> TASK
Track down each line that has the word "IMPÔTS" and copy it.

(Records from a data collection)

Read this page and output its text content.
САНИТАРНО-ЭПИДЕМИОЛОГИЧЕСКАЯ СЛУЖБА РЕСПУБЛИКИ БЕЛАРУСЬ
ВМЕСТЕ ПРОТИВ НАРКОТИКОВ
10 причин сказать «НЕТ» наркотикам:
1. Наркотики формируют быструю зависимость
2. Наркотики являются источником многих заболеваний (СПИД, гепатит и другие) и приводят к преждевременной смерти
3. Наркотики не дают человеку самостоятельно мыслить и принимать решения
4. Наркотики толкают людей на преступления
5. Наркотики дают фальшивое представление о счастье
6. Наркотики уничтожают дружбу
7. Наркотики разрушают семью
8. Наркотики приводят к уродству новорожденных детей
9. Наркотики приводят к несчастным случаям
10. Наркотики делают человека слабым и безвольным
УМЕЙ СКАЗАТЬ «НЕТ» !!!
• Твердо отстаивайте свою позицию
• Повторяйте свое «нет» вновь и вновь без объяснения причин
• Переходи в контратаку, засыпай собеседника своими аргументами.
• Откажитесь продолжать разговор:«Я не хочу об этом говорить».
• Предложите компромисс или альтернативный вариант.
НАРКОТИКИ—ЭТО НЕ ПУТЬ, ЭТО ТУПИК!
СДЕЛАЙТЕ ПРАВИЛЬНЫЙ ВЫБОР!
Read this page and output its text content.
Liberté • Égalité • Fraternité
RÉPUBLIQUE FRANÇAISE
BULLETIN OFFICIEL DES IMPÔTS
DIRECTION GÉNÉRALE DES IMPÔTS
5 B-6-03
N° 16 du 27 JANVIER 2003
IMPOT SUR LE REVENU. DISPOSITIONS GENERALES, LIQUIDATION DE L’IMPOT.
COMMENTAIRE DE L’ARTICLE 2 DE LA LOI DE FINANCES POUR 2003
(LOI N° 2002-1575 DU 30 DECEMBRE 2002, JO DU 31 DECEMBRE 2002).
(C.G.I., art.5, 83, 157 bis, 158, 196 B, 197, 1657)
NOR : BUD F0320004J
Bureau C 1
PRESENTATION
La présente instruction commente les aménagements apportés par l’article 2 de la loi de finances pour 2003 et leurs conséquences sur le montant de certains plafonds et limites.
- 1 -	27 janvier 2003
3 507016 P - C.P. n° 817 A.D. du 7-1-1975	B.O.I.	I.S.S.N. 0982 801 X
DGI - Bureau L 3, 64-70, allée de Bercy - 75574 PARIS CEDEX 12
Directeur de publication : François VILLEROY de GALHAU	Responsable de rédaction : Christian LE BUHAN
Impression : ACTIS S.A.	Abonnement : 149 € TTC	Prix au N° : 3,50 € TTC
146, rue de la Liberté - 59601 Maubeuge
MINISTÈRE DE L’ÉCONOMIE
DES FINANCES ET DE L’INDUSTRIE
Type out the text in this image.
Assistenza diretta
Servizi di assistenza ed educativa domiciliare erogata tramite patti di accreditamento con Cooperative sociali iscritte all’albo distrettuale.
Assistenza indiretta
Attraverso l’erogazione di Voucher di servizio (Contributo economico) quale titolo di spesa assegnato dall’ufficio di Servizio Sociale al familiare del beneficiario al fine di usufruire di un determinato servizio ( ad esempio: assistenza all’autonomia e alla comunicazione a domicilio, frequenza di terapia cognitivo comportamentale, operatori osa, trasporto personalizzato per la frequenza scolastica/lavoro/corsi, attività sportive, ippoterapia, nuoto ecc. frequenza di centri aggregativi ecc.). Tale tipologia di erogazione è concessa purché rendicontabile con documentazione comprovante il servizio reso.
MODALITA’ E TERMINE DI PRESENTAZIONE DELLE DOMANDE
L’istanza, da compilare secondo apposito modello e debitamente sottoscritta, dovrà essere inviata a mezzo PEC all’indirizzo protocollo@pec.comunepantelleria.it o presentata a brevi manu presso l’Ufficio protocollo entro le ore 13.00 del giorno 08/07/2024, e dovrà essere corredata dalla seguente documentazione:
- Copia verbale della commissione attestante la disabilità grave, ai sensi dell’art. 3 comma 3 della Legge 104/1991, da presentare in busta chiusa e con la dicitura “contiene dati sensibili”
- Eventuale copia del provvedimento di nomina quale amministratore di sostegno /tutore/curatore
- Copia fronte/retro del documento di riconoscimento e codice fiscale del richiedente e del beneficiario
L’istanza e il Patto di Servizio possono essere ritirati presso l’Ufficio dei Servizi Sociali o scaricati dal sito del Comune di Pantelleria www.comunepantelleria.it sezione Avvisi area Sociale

> COMPLETE ANSWER
BULLETIN OFFICIEL DES IMPÔTS
DIRECTION GÉNÉRALE DES IMPÔTS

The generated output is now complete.